> **Required work**
Copy the records from their first line through the line containing "256, 68, 268]", both included, and replace "bulb_living" with "bulb_bedroom". Keep everything else the same.

> **Input for this task**
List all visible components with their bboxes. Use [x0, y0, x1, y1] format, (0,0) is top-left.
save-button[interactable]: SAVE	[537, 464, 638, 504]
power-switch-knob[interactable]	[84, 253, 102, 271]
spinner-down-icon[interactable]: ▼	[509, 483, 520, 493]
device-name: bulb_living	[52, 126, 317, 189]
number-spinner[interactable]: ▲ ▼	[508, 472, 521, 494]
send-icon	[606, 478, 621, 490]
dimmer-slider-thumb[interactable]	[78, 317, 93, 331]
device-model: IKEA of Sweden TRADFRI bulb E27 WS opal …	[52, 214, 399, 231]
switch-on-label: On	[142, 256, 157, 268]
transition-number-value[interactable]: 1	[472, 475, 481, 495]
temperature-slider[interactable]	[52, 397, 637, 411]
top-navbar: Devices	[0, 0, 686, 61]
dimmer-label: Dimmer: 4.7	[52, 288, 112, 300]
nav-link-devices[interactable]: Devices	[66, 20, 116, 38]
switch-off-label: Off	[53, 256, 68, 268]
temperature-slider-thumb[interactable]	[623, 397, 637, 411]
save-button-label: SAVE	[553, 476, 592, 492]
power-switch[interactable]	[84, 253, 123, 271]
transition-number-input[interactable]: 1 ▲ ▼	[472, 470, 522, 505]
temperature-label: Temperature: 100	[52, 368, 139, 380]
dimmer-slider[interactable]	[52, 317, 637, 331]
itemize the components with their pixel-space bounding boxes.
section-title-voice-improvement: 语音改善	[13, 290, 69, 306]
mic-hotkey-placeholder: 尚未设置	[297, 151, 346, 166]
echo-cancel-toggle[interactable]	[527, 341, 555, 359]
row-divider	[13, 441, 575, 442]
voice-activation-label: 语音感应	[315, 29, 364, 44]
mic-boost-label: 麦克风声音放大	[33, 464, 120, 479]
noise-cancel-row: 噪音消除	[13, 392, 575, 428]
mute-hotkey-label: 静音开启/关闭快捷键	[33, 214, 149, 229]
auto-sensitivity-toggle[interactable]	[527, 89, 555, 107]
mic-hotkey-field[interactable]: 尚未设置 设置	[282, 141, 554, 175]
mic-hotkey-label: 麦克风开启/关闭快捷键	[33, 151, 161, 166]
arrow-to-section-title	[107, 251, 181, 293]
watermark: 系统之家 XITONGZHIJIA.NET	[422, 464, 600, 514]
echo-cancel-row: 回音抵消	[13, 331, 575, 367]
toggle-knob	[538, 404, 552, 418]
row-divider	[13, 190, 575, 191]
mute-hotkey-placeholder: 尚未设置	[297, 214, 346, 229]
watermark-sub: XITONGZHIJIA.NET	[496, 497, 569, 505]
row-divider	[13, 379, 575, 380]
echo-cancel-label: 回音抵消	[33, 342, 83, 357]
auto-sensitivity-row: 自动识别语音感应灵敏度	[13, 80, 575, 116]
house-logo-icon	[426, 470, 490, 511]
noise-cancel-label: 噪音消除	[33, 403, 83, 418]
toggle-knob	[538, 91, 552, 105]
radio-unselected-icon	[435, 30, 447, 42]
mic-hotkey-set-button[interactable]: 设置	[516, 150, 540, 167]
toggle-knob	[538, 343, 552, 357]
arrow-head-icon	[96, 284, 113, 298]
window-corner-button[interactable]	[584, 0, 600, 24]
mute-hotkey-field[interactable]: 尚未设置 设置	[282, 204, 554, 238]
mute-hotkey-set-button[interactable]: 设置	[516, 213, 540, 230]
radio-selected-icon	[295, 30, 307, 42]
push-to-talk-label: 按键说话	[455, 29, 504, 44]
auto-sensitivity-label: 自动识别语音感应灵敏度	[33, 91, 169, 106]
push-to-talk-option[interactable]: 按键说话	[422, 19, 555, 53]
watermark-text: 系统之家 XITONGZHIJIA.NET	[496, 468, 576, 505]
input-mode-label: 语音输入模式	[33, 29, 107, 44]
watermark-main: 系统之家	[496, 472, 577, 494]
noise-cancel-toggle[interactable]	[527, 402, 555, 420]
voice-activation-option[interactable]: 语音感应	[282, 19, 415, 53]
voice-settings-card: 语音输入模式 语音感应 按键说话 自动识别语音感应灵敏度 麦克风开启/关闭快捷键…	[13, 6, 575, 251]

> **Answer to this problem**
List all visible components with their bboxes. Use [x0, y0, x1, y1] format, (0,0) is top-left.
save-button[interactable]: SAVE	[537, 464, 638, 504]
power-switch-knob[interactable]	[84, 253, 102, 271]
spinner-down-icon[interactable]: ▼	[509, 483, 520, 493]
device-name: bulb_bedroom	[52, 126, 317, 189]
number-spinner[interactable]: ▲ ▼	[508, 472, 521, 494]
send-icon	[606, 478, 621, 490]
dimmer-slider-thumb[interactable]	[78, 317, 93, 331]
device-model: IKEA of Sweden TRADFRI bulb E27 WS opal …	[52, 214, 399, 231]
switch-on-label: On	[142, 256, 157, 268]
transition-number-value[interactable]: 1	[472, 475, 481, 495]
temperature-slider[interactable]	[52, 397, 637, 411]
top-navbar: Devices	[0, 0, 686, 61]
dimmer-label: Dimmer: 4.7	[52, 288, 112, 300]
nav-link-devices[interactable]: Devices	[66, 20, 116, 38]
switch-off-label: Off	[53, 256, 68, 268]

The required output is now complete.